**What you should do**
Find and copy each line of the records where the string "title" shows up.

»»

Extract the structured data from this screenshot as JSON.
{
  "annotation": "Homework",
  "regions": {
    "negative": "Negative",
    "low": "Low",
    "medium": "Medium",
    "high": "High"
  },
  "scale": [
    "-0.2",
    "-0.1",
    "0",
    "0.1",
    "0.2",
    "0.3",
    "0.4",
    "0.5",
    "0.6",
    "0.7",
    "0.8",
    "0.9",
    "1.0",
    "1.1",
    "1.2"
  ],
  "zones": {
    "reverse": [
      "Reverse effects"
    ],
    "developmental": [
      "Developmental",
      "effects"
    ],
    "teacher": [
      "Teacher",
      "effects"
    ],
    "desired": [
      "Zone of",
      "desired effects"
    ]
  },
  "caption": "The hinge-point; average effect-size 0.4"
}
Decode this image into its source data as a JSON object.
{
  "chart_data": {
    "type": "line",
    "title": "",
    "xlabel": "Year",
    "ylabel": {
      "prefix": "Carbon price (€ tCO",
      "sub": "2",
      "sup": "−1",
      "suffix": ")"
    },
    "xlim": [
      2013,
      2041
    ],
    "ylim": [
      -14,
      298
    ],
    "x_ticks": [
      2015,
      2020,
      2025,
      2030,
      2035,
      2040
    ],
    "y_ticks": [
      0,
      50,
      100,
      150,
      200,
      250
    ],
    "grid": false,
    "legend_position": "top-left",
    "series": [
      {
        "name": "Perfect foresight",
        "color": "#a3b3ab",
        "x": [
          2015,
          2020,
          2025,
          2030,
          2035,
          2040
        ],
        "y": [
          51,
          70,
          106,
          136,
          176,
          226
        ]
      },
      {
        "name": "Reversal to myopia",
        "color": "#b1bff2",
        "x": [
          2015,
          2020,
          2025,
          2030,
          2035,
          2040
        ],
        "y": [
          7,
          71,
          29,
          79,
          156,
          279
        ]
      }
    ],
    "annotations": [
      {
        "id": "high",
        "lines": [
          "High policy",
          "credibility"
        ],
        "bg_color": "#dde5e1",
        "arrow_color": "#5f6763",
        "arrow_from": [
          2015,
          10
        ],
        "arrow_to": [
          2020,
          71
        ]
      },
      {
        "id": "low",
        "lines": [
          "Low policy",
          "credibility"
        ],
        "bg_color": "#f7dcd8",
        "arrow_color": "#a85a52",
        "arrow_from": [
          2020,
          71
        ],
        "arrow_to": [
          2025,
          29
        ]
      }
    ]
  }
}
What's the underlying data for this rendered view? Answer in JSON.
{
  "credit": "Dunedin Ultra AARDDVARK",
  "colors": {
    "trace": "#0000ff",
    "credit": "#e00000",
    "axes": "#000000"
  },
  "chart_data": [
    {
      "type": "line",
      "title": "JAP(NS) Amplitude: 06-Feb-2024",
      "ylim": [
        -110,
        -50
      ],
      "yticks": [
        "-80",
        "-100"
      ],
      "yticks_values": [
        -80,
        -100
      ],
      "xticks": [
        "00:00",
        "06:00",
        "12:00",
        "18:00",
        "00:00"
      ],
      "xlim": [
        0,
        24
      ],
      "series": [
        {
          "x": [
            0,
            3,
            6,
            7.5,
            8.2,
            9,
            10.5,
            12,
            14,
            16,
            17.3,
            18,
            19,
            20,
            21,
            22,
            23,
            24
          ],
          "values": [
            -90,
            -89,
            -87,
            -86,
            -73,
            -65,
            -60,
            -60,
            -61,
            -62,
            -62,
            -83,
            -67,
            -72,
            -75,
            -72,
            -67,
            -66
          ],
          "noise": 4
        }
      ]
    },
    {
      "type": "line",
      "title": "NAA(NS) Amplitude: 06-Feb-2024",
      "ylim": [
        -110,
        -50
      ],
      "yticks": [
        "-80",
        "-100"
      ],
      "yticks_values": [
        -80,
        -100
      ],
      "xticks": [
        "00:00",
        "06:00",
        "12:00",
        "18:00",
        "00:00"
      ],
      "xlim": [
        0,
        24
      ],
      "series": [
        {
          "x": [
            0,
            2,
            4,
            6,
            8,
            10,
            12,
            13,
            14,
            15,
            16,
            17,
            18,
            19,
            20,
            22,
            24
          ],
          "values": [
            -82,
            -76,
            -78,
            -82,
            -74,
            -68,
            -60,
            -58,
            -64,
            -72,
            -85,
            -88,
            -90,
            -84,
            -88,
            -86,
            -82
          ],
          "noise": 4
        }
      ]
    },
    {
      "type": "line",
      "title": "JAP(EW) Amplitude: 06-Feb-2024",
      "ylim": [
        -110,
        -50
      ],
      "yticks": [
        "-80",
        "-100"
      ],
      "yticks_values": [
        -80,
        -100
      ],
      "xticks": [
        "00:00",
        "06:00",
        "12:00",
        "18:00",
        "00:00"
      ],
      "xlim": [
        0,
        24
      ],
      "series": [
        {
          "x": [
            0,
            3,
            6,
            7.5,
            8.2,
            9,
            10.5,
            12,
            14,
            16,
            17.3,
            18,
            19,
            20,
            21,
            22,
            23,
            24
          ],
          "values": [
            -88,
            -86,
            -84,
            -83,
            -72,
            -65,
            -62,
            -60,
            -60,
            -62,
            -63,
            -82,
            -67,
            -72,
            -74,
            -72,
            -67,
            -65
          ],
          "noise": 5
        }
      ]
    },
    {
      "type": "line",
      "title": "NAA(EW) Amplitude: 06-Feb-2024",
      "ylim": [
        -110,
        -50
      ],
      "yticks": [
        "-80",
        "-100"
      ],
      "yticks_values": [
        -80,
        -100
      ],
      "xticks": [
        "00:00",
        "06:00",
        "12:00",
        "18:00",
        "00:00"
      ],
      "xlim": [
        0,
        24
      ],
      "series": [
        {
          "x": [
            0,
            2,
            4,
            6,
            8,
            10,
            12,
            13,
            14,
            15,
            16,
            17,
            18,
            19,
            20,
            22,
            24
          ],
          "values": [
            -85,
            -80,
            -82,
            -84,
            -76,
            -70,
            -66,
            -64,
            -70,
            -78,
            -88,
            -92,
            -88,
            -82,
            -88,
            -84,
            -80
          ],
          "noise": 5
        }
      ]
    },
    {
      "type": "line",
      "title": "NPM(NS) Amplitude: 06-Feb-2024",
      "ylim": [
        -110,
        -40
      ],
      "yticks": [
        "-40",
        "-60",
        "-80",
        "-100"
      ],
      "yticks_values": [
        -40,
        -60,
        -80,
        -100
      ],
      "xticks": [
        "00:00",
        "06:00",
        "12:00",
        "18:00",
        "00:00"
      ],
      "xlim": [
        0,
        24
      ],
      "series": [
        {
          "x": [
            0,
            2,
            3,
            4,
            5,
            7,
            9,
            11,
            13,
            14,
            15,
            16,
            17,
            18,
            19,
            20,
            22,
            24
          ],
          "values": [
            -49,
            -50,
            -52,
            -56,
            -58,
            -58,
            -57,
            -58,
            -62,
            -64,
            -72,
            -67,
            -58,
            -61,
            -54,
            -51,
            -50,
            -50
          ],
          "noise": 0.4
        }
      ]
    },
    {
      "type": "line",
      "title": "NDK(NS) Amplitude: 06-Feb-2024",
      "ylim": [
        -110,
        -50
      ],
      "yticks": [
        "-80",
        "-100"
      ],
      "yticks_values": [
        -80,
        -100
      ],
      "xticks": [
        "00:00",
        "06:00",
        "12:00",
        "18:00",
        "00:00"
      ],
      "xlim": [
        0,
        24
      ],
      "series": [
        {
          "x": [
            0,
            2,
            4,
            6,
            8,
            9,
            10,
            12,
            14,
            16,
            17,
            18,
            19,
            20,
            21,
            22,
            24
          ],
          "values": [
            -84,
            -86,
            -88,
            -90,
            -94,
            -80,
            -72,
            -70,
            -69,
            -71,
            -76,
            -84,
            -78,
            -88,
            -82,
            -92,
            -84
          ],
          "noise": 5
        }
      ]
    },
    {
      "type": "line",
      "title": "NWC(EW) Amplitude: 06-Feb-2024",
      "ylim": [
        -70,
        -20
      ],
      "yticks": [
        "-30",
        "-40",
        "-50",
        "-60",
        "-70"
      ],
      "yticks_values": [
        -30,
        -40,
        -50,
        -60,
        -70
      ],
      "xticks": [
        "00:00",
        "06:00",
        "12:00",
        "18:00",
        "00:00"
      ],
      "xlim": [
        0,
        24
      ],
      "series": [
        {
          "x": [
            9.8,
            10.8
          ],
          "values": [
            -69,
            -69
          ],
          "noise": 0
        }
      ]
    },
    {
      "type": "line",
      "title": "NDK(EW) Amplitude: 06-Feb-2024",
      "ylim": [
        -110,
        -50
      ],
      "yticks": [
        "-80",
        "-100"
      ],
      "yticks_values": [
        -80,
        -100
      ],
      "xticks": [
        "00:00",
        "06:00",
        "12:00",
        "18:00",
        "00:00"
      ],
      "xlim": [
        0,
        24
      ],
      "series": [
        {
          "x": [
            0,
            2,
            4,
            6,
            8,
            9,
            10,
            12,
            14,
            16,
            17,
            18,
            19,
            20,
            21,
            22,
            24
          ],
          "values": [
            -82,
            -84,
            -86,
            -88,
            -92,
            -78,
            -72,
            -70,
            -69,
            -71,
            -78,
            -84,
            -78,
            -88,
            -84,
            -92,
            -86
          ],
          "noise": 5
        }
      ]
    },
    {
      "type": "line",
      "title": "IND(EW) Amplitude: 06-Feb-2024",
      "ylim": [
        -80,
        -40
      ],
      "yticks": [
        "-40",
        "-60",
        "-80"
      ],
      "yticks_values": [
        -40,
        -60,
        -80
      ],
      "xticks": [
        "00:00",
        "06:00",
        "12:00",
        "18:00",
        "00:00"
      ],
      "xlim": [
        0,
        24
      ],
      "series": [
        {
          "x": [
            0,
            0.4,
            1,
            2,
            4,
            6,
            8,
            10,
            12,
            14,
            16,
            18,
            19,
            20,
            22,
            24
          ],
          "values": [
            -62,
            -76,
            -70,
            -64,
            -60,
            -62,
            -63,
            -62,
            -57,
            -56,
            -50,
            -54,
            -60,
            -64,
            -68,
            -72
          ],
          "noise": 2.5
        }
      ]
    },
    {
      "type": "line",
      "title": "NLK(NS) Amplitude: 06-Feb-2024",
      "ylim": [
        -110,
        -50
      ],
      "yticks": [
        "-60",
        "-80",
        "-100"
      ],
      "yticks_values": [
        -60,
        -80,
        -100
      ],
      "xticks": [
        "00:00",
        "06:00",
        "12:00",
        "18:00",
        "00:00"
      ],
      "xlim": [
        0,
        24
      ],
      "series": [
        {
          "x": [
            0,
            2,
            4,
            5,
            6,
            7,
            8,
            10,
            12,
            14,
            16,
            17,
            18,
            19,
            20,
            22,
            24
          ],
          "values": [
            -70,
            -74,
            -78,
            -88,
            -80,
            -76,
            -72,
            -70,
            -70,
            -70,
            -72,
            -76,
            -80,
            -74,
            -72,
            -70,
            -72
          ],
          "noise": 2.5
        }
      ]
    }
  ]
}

««

**Result**
    "title": "",
      "title": "JAP(NS) Amplitude: 06-Feb-2024",
      "title": "NAA(NS) Amplitude: 06-Feb-2024",
      "title": "JAP(EW) Amplitude: 06-Feb-2024",
      "title": "NAA(EW) Amplitude: 06-Feb-2024",
      "title": "NPM(NS) Amplitude: 06-Feb-2024",
      "title": "NDK(NS) Amplitude: 06-Feb-2024",
      "title": "NWC(EW) Amplitude: 06-Feb-2024",
      "title": "NDK(EW) Amplitude: 06-Feb-2024",
      "title": "IND(EW) Amplitude: 06-Feb-2024",
      "title": "NLK(NS) Amplitude: 06-Feb-2024",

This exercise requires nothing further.